§ TASK DIRECTIONS
Below are the records. List every line holding the word "Foodfy".

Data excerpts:
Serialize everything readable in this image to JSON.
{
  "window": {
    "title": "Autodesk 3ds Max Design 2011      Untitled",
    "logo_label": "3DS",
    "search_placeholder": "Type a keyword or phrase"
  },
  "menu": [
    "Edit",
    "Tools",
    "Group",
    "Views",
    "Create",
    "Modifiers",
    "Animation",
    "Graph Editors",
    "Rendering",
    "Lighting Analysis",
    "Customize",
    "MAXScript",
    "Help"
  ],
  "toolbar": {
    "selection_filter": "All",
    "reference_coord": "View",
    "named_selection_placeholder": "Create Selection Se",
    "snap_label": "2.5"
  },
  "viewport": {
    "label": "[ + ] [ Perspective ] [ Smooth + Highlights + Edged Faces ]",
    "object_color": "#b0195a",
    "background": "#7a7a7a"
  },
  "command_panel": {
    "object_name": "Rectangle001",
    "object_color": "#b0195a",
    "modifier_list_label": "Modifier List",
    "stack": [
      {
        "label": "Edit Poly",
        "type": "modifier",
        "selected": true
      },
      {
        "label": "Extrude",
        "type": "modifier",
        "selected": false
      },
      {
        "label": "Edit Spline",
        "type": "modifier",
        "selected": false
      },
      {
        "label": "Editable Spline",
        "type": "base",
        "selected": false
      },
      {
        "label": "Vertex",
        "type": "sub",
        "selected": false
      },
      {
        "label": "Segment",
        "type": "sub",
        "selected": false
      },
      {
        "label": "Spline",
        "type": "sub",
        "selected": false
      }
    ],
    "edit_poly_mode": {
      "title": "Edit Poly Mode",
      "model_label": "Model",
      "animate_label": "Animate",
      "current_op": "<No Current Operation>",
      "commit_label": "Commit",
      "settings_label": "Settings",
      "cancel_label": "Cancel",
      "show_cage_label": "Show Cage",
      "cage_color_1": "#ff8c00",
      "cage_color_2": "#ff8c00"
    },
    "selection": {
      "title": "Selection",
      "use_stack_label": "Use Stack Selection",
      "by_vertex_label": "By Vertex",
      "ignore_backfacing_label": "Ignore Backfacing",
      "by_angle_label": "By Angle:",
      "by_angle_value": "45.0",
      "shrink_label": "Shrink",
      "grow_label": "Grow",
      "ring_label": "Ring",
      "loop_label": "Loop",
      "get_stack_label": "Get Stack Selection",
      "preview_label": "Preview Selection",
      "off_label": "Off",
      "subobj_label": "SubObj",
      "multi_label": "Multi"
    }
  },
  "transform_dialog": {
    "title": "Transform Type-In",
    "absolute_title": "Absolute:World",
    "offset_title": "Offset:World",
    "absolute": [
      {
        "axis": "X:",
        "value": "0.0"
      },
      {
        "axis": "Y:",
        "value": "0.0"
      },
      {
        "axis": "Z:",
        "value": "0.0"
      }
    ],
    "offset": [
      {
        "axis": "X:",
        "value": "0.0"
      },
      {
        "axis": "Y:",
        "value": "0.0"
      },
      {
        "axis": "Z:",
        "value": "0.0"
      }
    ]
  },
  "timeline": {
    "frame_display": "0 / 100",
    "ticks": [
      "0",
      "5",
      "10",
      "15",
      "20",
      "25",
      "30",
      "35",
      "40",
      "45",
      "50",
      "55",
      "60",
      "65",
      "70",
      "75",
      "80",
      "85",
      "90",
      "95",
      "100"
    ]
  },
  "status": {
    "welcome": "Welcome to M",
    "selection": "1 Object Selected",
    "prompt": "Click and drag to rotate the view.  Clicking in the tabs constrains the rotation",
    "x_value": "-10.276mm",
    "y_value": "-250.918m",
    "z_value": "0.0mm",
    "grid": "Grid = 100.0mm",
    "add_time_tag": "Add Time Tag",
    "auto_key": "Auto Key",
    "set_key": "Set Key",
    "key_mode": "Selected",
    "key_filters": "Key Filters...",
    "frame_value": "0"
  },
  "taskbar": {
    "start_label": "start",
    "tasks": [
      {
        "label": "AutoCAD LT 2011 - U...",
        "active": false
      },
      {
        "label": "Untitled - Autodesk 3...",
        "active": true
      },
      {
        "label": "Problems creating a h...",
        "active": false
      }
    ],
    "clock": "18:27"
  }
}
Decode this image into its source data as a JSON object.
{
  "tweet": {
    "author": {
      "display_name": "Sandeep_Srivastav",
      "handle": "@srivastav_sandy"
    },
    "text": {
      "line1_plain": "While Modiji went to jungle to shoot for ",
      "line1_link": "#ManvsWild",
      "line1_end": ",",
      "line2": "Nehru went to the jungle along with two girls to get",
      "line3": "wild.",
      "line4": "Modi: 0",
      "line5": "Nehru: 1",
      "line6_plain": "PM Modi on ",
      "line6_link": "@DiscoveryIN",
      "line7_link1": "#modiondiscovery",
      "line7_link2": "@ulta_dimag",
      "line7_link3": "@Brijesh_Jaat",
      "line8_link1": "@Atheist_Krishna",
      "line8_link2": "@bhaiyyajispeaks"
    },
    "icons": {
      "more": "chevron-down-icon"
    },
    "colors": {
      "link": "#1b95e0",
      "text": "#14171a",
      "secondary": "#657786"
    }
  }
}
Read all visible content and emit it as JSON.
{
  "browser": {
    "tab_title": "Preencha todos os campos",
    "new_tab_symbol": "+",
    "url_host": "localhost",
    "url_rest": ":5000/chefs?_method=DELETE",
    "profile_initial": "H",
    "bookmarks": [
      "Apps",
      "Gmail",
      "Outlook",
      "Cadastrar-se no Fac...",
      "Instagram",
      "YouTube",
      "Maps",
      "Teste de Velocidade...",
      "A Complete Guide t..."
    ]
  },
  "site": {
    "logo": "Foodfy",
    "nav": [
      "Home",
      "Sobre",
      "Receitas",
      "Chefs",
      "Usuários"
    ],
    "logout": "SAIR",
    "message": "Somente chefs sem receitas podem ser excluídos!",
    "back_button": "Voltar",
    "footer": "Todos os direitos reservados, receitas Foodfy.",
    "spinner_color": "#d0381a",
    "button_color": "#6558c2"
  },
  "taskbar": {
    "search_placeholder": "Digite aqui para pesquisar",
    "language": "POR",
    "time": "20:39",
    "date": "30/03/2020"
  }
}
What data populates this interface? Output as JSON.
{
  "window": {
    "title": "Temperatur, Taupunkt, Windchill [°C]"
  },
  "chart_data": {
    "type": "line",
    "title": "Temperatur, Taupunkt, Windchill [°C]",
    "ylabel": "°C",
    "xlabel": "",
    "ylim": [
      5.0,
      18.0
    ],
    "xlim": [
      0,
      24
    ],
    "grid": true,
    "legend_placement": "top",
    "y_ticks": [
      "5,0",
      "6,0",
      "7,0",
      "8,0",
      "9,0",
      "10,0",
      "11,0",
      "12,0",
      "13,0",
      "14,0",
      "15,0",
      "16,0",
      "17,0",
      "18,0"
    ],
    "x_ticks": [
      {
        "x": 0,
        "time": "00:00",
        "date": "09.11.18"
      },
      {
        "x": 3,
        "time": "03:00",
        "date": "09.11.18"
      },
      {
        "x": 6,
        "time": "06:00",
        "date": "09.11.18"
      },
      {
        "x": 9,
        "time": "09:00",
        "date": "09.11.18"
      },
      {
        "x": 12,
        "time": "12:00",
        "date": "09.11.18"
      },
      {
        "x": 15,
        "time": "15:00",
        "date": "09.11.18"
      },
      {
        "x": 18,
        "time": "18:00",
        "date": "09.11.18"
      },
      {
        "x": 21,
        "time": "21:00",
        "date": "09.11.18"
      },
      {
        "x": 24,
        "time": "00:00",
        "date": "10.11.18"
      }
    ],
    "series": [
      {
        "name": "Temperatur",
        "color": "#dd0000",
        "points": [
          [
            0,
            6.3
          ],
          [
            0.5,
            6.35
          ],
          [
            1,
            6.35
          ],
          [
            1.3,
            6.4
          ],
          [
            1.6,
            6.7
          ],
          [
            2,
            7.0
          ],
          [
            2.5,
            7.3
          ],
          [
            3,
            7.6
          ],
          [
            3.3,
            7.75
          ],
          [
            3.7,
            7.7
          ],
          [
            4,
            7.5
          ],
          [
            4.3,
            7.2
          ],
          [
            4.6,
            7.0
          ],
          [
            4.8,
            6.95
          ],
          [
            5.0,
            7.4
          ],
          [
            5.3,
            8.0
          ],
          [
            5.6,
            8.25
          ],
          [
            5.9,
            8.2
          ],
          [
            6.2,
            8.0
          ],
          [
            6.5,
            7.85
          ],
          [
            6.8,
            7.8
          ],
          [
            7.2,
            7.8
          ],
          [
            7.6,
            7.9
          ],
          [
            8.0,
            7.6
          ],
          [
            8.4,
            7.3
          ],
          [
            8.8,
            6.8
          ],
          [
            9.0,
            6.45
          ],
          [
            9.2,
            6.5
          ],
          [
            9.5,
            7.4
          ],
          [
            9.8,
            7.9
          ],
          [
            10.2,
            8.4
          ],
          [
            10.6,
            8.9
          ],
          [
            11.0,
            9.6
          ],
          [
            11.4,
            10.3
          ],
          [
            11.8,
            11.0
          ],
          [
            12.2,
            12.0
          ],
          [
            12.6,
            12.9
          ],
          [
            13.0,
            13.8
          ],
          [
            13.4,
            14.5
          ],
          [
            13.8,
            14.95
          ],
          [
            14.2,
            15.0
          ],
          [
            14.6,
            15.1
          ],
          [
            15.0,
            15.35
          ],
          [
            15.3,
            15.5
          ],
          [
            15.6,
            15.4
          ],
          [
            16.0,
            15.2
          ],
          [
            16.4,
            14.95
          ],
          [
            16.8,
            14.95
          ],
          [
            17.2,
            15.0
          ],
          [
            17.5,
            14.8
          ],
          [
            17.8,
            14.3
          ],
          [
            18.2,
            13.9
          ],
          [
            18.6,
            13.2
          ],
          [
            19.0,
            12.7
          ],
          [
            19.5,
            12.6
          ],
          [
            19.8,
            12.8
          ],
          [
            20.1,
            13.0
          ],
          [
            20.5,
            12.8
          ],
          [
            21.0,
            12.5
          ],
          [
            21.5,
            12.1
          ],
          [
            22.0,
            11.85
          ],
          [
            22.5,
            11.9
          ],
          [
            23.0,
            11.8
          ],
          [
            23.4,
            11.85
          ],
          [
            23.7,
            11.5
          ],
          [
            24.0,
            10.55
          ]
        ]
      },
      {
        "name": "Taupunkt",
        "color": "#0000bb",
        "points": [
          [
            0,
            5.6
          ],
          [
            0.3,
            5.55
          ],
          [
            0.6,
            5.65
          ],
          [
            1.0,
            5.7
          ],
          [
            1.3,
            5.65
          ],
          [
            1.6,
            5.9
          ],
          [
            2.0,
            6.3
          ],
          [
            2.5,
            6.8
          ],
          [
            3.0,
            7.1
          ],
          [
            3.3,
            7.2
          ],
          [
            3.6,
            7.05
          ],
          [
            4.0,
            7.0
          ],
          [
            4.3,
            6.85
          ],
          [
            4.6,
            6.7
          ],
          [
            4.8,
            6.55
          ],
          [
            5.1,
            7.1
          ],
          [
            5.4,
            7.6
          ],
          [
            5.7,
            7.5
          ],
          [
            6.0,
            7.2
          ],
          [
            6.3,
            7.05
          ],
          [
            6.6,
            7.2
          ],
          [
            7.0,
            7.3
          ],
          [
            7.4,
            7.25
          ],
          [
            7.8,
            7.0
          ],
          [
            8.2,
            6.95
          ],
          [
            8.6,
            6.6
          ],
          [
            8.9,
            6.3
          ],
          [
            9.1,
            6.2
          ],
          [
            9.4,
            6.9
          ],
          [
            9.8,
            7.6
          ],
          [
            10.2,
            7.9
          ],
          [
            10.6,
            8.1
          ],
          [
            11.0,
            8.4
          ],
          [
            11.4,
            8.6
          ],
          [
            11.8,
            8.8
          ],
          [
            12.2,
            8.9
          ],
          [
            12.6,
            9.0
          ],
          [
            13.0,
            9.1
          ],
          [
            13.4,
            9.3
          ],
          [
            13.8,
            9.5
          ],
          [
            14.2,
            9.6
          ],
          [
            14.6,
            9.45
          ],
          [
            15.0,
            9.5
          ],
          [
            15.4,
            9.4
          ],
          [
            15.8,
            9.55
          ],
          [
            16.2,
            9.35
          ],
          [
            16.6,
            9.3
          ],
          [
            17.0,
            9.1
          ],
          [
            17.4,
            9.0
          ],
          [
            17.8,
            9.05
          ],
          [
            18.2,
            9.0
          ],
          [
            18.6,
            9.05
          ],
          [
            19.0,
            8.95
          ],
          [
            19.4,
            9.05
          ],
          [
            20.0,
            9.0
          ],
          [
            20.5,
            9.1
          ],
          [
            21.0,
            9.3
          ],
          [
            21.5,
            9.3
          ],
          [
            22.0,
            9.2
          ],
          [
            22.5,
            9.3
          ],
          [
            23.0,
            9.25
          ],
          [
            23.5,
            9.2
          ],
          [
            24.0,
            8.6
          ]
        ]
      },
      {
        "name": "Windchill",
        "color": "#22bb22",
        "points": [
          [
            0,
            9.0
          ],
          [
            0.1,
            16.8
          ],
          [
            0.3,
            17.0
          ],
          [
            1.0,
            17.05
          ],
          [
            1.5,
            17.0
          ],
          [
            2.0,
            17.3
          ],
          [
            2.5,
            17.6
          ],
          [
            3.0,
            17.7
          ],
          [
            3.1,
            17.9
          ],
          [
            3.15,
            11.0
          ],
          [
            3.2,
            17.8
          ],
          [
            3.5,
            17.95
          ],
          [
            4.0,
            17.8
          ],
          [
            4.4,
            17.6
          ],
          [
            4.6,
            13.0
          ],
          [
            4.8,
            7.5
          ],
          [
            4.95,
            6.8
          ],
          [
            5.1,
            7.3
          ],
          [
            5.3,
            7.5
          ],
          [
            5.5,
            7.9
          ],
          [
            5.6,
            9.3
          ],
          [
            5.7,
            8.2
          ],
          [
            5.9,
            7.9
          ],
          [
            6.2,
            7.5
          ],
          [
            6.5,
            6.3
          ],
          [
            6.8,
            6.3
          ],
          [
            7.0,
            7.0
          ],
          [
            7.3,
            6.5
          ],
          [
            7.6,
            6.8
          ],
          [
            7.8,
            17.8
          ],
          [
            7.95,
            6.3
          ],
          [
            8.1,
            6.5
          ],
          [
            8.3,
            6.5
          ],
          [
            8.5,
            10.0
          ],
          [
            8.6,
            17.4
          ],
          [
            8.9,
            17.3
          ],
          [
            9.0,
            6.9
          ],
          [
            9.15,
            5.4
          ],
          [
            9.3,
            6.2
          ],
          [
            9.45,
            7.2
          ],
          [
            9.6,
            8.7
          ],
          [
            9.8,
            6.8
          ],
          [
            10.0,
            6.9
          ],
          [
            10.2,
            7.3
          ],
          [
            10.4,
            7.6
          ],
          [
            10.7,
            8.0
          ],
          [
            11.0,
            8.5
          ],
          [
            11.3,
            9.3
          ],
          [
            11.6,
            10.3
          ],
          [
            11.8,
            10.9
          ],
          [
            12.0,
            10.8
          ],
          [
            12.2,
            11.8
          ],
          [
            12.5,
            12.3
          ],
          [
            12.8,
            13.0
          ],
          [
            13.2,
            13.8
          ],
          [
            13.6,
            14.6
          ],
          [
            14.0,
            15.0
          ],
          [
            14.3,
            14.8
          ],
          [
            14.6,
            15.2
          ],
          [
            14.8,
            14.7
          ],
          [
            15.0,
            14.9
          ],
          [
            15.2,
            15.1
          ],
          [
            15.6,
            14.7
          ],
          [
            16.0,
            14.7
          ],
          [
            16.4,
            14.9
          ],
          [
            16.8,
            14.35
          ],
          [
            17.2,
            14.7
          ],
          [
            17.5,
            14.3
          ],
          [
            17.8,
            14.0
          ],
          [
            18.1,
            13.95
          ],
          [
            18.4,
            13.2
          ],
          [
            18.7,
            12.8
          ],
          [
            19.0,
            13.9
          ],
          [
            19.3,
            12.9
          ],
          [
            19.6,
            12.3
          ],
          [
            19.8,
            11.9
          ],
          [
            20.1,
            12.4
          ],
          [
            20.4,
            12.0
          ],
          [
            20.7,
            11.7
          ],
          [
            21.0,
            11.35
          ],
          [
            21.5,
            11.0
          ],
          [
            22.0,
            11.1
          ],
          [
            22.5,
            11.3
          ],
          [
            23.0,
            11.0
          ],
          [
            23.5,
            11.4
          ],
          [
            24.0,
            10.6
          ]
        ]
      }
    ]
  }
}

§ COMPLETED EXERCISE
    "logo": "Foodfy",
    "footer": "Todos os direitos reservados, receitas Foodfy.",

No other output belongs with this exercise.